* **TASK DETAILS**
Report all lines from the entries below in which "Count" appears.

Raw records:

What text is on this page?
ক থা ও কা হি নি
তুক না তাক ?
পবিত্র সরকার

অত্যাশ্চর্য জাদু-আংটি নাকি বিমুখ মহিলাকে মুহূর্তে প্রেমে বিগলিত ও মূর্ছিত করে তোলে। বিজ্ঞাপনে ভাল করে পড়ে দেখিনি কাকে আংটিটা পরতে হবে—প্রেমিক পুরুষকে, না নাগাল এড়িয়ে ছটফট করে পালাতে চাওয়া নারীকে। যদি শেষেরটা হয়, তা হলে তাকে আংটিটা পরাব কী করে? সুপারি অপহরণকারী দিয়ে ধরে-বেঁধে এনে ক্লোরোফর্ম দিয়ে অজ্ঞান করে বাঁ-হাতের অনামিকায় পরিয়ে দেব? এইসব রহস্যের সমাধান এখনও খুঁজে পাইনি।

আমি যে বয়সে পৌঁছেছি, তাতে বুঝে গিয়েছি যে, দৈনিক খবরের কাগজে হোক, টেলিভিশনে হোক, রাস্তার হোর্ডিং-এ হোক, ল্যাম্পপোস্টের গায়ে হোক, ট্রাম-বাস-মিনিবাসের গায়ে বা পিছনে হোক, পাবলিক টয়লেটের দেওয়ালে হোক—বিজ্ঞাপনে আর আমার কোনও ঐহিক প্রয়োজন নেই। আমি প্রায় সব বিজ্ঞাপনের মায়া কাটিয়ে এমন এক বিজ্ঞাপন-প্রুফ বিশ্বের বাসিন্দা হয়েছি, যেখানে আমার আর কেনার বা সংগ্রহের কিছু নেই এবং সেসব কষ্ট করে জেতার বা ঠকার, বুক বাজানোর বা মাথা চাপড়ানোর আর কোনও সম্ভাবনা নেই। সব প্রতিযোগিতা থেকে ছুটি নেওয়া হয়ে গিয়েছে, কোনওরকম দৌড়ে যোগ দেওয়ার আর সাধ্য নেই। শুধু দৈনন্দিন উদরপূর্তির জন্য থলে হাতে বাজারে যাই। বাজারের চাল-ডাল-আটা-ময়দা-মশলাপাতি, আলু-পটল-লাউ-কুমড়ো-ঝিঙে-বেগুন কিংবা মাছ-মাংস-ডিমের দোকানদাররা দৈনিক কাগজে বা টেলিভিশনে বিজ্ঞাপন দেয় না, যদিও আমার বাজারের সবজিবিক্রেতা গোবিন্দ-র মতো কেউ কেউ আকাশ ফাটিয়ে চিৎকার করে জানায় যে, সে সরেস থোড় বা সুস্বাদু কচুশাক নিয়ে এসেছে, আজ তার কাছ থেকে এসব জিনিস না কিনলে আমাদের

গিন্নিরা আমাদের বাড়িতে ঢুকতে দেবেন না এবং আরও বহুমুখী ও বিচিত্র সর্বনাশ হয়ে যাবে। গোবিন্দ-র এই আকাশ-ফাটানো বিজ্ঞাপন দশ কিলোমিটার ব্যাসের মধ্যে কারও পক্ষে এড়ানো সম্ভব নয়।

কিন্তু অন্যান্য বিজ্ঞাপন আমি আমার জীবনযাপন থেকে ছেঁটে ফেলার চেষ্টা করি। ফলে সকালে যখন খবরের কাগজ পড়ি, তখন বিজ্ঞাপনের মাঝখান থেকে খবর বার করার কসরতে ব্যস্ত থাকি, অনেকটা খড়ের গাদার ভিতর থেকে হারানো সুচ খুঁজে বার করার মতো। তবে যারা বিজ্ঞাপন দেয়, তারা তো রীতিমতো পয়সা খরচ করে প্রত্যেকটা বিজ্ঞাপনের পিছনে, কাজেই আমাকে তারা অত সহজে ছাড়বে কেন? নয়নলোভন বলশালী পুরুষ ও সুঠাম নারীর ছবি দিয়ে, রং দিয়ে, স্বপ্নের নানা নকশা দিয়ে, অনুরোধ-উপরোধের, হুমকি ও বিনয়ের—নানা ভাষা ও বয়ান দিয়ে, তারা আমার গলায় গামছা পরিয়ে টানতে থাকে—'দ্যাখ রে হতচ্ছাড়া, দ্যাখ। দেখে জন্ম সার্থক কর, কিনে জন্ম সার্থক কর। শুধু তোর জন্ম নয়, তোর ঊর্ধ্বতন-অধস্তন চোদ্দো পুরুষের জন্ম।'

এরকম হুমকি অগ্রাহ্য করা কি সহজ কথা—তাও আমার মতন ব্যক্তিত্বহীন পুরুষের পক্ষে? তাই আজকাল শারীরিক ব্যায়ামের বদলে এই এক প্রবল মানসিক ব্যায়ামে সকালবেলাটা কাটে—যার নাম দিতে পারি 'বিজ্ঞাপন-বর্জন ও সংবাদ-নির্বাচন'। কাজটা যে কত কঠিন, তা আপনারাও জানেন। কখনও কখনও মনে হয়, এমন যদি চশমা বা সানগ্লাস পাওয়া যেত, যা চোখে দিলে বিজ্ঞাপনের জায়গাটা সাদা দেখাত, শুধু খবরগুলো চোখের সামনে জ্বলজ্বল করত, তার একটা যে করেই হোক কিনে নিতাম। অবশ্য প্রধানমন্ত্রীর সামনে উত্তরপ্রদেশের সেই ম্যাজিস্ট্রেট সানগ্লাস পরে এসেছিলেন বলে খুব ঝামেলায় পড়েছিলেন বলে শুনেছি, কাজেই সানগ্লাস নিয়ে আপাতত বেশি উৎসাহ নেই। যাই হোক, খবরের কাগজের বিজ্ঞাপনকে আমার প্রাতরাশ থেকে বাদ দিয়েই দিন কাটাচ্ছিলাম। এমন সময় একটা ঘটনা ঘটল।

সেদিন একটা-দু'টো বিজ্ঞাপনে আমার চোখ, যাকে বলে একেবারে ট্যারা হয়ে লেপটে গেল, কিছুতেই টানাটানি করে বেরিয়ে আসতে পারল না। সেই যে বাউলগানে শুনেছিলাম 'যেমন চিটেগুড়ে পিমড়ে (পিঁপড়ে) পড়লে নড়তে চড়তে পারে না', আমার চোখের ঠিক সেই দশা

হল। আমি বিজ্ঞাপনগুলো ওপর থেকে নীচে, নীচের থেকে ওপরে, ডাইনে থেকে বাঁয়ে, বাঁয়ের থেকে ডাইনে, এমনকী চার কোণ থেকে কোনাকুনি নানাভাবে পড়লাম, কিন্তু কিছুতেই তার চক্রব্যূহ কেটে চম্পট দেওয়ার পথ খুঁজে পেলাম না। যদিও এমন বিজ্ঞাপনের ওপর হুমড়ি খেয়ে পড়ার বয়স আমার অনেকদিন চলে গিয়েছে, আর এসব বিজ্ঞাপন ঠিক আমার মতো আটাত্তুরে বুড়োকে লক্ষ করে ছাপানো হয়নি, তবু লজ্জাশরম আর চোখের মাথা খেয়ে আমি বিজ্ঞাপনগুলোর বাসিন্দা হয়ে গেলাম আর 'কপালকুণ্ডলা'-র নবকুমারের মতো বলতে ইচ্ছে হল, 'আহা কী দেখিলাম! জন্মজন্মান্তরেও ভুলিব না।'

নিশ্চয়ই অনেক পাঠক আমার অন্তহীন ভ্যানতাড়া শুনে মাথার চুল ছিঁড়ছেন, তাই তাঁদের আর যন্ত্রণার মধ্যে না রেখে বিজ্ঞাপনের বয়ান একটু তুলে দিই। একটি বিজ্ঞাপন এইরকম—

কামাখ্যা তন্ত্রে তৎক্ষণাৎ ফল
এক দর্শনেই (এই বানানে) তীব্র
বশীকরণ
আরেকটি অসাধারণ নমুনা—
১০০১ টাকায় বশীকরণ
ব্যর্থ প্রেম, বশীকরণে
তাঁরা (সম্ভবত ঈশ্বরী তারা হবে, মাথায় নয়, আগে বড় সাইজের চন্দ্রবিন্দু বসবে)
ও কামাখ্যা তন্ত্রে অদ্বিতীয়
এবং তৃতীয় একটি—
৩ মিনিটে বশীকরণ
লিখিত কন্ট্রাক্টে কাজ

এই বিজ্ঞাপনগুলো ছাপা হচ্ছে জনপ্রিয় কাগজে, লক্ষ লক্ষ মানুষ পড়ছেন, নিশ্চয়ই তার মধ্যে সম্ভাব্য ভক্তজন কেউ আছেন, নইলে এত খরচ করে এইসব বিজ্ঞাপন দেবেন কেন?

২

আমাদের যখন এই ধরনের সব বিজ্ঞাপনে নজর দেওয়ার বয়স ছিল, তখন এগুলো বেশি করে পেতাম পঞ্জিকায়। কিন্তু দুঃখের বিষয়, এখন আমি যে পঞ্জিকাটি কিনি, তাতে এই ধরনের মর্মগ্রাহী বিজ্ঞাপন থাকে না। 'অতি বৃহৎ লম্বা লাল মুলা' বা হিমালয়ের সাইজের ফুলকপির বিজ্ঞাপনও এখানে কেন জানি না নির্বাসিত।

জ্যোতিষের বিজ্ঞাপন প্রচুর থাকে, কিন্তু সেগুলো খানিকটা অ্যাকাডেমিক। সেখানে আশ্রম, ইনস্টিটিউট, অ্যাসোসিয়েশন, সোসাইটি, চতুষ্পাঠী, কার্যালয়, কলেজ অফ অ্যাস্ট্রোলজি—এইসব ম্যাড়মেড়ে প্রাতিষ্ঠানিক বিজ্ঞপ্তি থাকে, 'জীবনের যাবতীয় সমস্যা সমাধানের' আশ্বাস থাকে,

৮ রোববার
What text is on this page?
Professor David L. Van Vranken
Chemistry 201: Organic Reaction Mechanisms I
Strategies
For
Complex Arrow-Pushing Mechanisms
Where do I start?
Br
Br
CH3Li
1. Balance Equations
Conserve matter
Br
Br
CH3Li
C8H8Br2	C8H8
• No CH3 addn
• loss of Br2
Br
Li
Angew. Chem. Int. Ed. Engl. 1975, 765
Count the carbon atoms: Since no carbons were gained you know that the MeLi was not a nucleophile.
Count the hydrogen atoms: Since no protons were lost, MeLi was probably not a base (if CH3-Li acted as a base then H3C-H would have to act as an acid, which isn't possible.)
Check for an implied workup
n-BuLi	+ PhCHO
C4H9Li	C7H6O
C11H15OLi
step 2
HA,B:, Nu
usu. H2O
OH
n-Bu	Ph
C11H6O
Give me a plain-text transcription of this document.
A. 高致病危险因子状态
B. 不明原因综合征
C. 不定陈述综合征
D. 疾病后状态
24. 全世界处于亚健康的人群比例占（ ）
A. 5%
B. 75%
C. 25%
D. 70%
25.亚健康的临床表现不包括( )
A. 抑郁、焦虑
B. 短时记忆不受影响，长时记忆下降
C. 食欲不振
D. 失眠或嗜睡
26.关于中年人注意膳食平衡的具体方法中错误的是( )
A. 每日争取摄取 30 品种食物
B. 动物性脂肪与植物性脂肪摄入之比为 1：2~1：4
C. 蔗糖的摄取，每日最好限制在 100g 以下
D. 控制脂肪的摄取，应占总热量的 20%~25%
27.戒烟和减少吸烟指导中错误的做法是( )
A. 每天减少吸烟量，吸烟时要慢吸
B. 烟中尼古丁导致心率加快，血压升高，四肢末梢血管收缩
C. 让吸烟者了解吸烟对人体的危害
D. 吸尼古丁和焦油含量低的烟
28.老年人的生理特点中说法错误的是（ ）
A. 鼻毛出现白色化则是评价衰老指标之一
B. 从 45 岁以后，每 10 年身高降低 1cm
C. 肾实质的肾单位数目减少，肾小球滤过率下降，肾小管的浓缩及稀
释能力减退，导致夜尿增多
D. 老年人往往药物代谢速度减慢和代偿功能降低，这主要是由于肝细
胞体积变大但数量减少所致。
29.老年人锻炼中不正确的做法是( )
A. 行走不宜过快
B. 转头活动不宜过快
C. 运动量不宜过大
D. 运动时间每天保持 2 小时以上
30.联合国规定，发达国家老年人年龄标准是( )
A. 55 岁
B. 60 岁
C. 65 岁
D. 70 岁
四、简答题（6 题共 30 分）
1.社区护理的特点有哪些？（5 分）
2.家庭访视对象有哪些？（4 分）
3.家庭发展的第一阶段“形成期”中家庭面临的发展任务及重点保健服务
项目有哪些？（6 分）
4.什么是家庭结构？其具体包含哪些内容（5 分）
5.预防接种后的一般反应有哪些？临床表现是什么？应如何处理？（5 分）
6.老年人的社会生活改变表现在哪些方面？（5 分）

* **ANSWER BELOW**
Count the carbon atoms: Since no carbons were gained you know that the MeLi was not a nucleophile.
Count the hydrogen atoms: Since no protons were lost, MeLi was probably not a base (if CH3-Li acted as a base then H3C-H would have to act as an acid, which isn't possible.)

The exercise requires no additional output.